## BEGIN Data to use

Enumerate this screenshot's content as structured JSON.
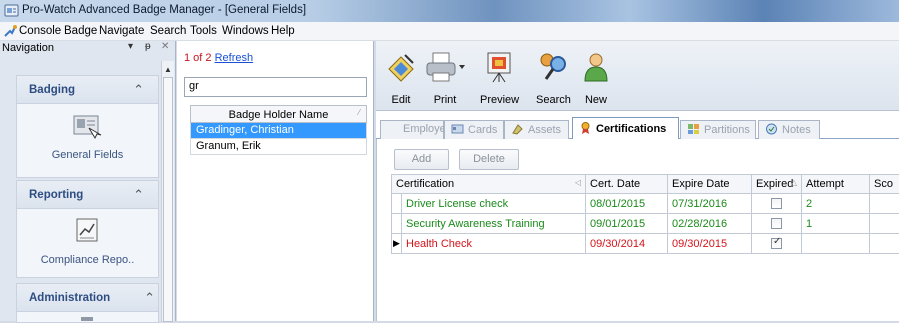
{
  "window": {
    "title": "Pro-Watch Advanced Badge Manager - [General Fields]"
  },
  "menu": [
    "Console",
    "Badge",
    "Navigate",
    "Search",
    "Tools",
    "Windows",
    "Help"
  ],
  "navigation": {
    "title": "Navigation",
    "groups": [
      {
        "title": "Badging",
        "item": "General Fields",
        "icon": "badge-fields-icon"
      },
      {
        "title": "Reporting",
        "item": "Compliance Repo..",
        "icon": "report-icon"
      },
      {
        "title": "Administration",
        "item": "",
        "icon": "admin-icon"
      }
    ]
  },
  "records": {
    "position": "1 of 2",
    "refresh_label": "Refresh",
    "search_value": "gr",
    "column_header": "Badge Holder Name",
    "rows": [
      "Gradinger, Christian",
      "Granum, Erik"
    ],
    "selected_index": 0
  },
  "toolbar": [
    "Edit",
    "Print",
    "Preview",
    "Search",
    "New"
  ],
  "tabs": [
    {
      "label": "Employee",
      "icon": "employee-icon",
      "active": false
    },
    {
      "label": "Cards",
      "icon": "cards-icon",
      "active": false
    },
    {
      "label": "Assets",
      "icon": "assets-icon",
      "active": false
    },
    {
      "label": "Certifications",
      "icon": "certifications-icon",
      "active": true
    },
    {
      "label": "Partitions",
      "icon": "partitions-icon",
      "active": false
    },
    {
      "label": "Notes",
      "icon": "notes-icon",
      "active": false
    }
  ],
  "certifications": {
    "add_label": "Add",
    "delete_label": "Delete",
    "columns": [
      "Certification",
      "Cert. Date",
      "Expire Date",
      "Expired",
      "Attempt",
      "Sco"
    ],
    "rows": [
      {
        "certification": "Driver License check",
        "cert_date": "08/01/2015",
        "expire_date": "07/31/2016",
        "expired": false,
        "attempt": "2",
        "status_color": "#1a8a1a"
      },
      {
        "certification": "Security Awareness Training",
        "cert_date": "09/01/2015",
        "expire_date": "02/28/2016",
        "expired": false,
        "attempt": "1",
        "status_color": "#1a8a1a"
      },
      {
        "certification": "Health Check",
        "cert_date": "09/30/2014",
        "expire_date": "09/30/2015",
        "expired": true,
        "attempt": "",
        "status_color": "#d4141b"
      }
    ]
  }
}
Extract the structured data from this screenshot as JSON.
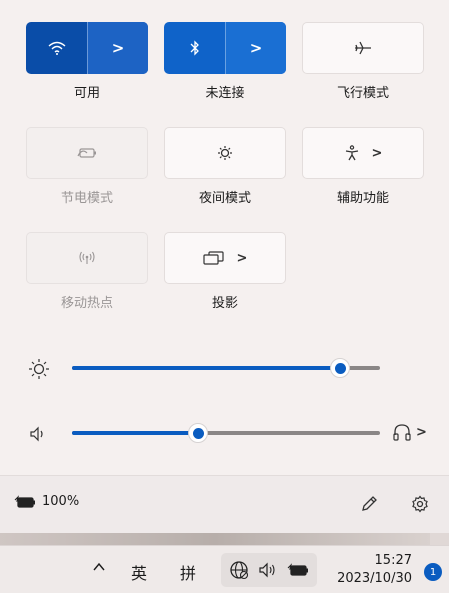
{
  "tiles": [
    {
      "label": "可用",
      "state": "on",
      "icon": "wifi-icon",
      "has_chevron": true
    },
    {
      "label": "未连接",
      "state": "on",
      "icon": "bluetooth-icon",
      "has_chevron": true
    },
    {
      "label": "飞行模式",
      "state": "off",
      "icon": "airplane-icon",
      "has_chevron": false
    },
    {
      "label": "节电模式",
      "state": "disabled",
      "icon": "battery-saver-icon",
      "has_chevron": false
    },
    {
      "label": "夜间模式",
      "state": "off",
      "icon": "night-light-icon",
      "has_chevron": false
    },
    {
      "label": "辅助功能",
      "state": "off",
      "icon": "accessibility-icon",
      "has_chevron": true
    },
    {
      "label": "移动热点",
      "state": "disabled",
      "icon": "hotspot-icon",
      "has_chevron": false
    },
    {
      "label": "投影",
      "state": "off",
      "icon": "project-icon",
      "has_chevron": true
    }
  ],
  "chevron": ">",
  "sliders": {
    "brightness": {
      "icon": "brightness-icon",
      "value": 0.87
    },
    "volume": {
      "icon": "speaker-icon",
      "value": 0.41,
      "trail_icon": "headphones-icon"
    }
  },
  "footer": {
    "battery_icon": "battery-charging-icon",
    "battery_text": "100%",
    "edit_icon": "pencil-icon",
    "settings_icon": "gear-icon"
  },
  "taskbar": {
    "overflow_chevron": "^",
    "ime_language": "英",
    "ime_mode": "拼",
    "tray_icons": [
      "network-icon",
      "speaker-icon",
      "battery-charging-icon"
    ],
    "time": "15:27",
    "date": "2023/10/30",
    "notification_count": "1"
  },
  "colors": {
    "accent": "#0a5cc0",
    "wifi_tile": "#0a4da8",
    "bluetooth_tile": "#0f63c9"
  }
}
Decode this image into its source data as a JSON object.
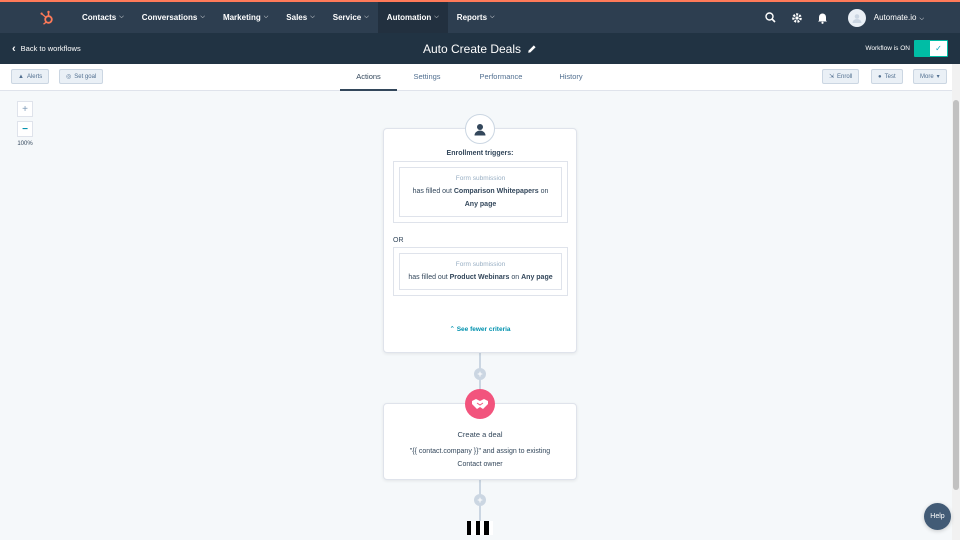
{
  "colors": {
    "nav_bg": "#2d3e50",
    "accent_teal": "#00bda5",
    "link": "#0091ae",
    "deal_icon": "#f2547d",
    "brand_orange": "#ff7a59"
  },
  "topnav": {
    "logo_icon": "hubspot-sprocket-icon",
    "items": [
      {
        "label": "Contacts"
      },
      {
        "label": "Conversations"
      },
      {
        "label": "Marketing"
      },
      {
        "label": "Sales"
      },
      {
        "label": "Service"
      },
      {
        "label": "Automation",
        "active": true
      },
      {
        "label": "Reports"
      }
    ],
    "account": "Automate.io"
  },
  "titlebar": {
    "back_label": "Back to workflows",
    "title": "Auto Create Deals",
    "toggle_label": "Workflow is ON",
    "toggle_on": true
  },
  "toolbar": {
    "alerts": "Alerts",
    "set_goal": "Set goal",
    "tabs": [
      "Actions",
      "Settings",
      "Performance",
      "History"
    ],
    "active_tab": "Actions",
    "enroll": "Enroll",
    "test": "Test",
    "more": "More"
  },
  "zoom": {
    "plus": "+",
    "minus": "−",
    "level": "100%"
  },
  "trigger_card": {
    "heading": "Enrollment triggers:",
    "criteria": [
      {
        "type": "Form submission",
        "prefix": "has filled out",
        "form": "Comparison Whitepapers",
        "on": "on",
        "page": "Any page"
      },
      {
        "type": "Form submission",
        "prefix": "has filled out",
        "form": "Product Webinars",
        "on": "on",
        "page": "Any page"
      }
    ],
    "or_label": "OR",
    "fewer_label": "See fewer criteria"
  },
  "action_card": {
    "title": "Create a deal",
    "desc_line1": "\"{{ contact.company }}\" and assign to existing",
    "desc_line2": "Contact owner"
  },
  "help_label": "Help"
}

## END Data to use

» What this task involves: Pictures are excluded; copy every other part of the records exactly.

» Response to this task:
Enumerate this screenshot's content as structured JSON.
{
  "window": {
    "title": "Pro-Watch Advanced Badge Manager - [General Fields]"
  },
  "menu": [
    "Console",
    "Badge",
    "Navigate",
    "Search",
    "Tools",
    "Windows",
    "Help"
  ],
  "navigation": {
    "title": "Navigation",
    "groups": [
      {
        "title": "Badging",
        "item": "General Fields",
        "icon": "badge-fields-icon"
      },
      {
        "title": "Reporting",
        "item": "Compliance Repo..",
        "icon": "report-icon"
      },
      {
        "title": "Administration",
        "item": "",
        "icon": "admin-icon"
      }
    ]
  },
  "records": {
    "position": "1 of 2",
    "refresh_label": "Refresh",
    "search_value": "gr",
    "column_header": "Badge Holder Name",
    "rows": [
      "Gradinger, Christian",
      "Granum, Erik"
    ],
    "selected_index": 0
  },
  "toolbar": [
    "Edit",
    "Print",
    "Preview",
    "Search",
    "New"
  ],
  "tabs": [
    {
      "label": "Employee",
      "icon": "employee-icon",
      "active": false
    },
    {
      "label": "Cards",
      "icon": "cards-icon",
      "active": false
    },
    {
      "label": "Assets",
      "icon": "assets-icon",
      "active": false
    },
    {
      "label": "Certifications",
      "icon": "certifications-icon",
      "active": true
    },
    {
      "label": "Partitions",
      "icon": "partitions-icon",
      "active": false
    },
    {
      "label": "Notes",
      "icon": "notes-icon",
      "active": false
    }
  ],
  "certifications": {
    "add_label": "Add",
    "delete_label": "Delete",
    "columns": [
      "Certification",
      "Cert. Date",
      "Expire Date",
      "Expired",
      "Attempt",
      "Sco"
    ],
    "rows": [
      {
        "certification": "Driver License check",
        "cert_date": "08/01/2015",
        "expire_date": "07/31/2016",
        "expired": false,
        "attempt": "2",
        "status_color": "#1a8a1a"
      },
      {
        "certification": "Security Awareness Training",
        "cert_date": "09/01/2015",
        "expire_date": "02/28/2016",
        "expired": false,
        "attempt": "1",
        "status_color": "#1a8a1a"
      },
      {
        "certification": "Health Check",
        "cert_date": "09/30/2014",
        "expire_date": "09/30/2015",
        "expired": true,
        "attempt": "",
        "status_color": "#d4141b"
      }
    ]
  }
}
Extract the structured data from this screenshot as JSON.
{
  "tiles": [
    {
      "label": "可用",
      "state": "on",
      "icon": "wifi-icon",
      "has_chevron": true
    },
    {
      "label": "未连接",
      "state": "on",
      "icon": "bluetooth-icon",
      "has_chevron": true
    },
    {
      "label": "飞行模式",
      "state": "off",
      "icon": "airplane-icon",
      "has_chevron": false
    },
    {
      "label": "节电模式",
      "state": "disabled",
      "icon": "battery-saver-icon",
      "has_chevron": false
    },
    {
      "label": "夜间模式",
      "state": "off",
      "icon": "night-light-icon",
      "has_chevron": false
    },
    {
      "label": "辅助功能",
      "state": "off",
      "icon": "accessibility-icon",
      "has_chevron": true
    },
    {
      "label": "移动热点",
      "state": "disabled",
      "icon": "hotspot-icon",
      "has_chevron": false
    },
    {
      "label": "投影",
      "state": "off",
      "icon": "project-icon",
      "has_chevron": true
    }
  ],
  "chevron": ">",
  "sliders": {
    "brightness": {
      "icon": "brightness-icon",
      "value": 0.87
    },
    "volume": {
      "icon": "speaker-icon",
      "value": 0.41,
      "trail_icon": "headphones-icon"
    }
  },
  "footer": {
    "battery_icon": "battery-charging-icon",
    "battery_text": "100%",
    "edit_icon": "pencil-icon",
    "settings_icon": "gear-icon"
  },
  "taskbar": {
    "overflow_chevron": "^",
    "ime_language": "英",
    "ime_mode": "拼",
    "tray_icons": [
      "network-icon",
      "speaker-icon",
      "battery-charging-icon"
    ],
    "time": "15:27",
    "date": "2023/10/30",
    "notification_count": "1"
  },
  "colors": {
    "accent": "#0a5cc0",
    "wifi_tile": "#0a4da8",
    "bluetooth_tile": "#0f63c9"
  }
}
Decode this image into its source data as a JSON object.
{
  "colors": {
    "nav_bg": "#2d3e50",
    "accent_teal": "#00bda5",
    "link": "#0091ae",
    "deal_icon": "#f2547d",
    "brand_orange": "#ff7a59"
  },
  "topnav": {
    "logo_icon": "hubspot-sprocket-icon",
    "items": [
      {
        "label": "Contacts"
      },
      {
        "label": "Conversations"
      },
      {
        "label": "Marketing"
      },
      {
        "label": "Sales"
      },
      {
        "label": "Service"
      },
      {
        "label": "Automation",
        "active": true
      },
      {
        "label": "Reports"
      }
    ],
    "account": "Automate.io"
  },
  "titlebar": {
    "back_label": "Back to workflows",
    "title": "Auto Create Deals",
    "toggle_label": "Workflow is ON",
    "toggle_on": true
  },
  "toolbar": {
    "alerts": "Alerts",
    "set_goal": "Set goal",
    "tabs": [
      "Actions",
      "Settings",
      "Performance",
      "History"
    ],
    "active_tab": "Actions",
    "enroll": "Enroll",
    "test": "Test",
    "more": "More"
  },
  "zoom": {
    "plus": "+",
    "minus": "−",
    "level": "100%"
  },
  "trigger_card": {
    "heading": "Enrollment triggers:",
    "criteria": [
      {
        "type": "Form submission",
        "prefix": "has filled out",
        "form": "Comparison Whitepapers",
        "on": "on",
        "page": "Any page"
      },
      {
        "type": "Form submission",
        "prefix": "has filled out",
        "form": "Product Webinars",
        "on": "on",
        "page": "Any page"
      }
    ],
    "or_label": "OR",
    "fewer_label": "See fewer criteria"
  },
  "action_card": {
    "title": "Create a deal",
    "desc_line1": "\"{{ contact.company }}\" and assign to existing",
    "desc_line2": "Contact owner"
  },
  "help_label": "Help"
}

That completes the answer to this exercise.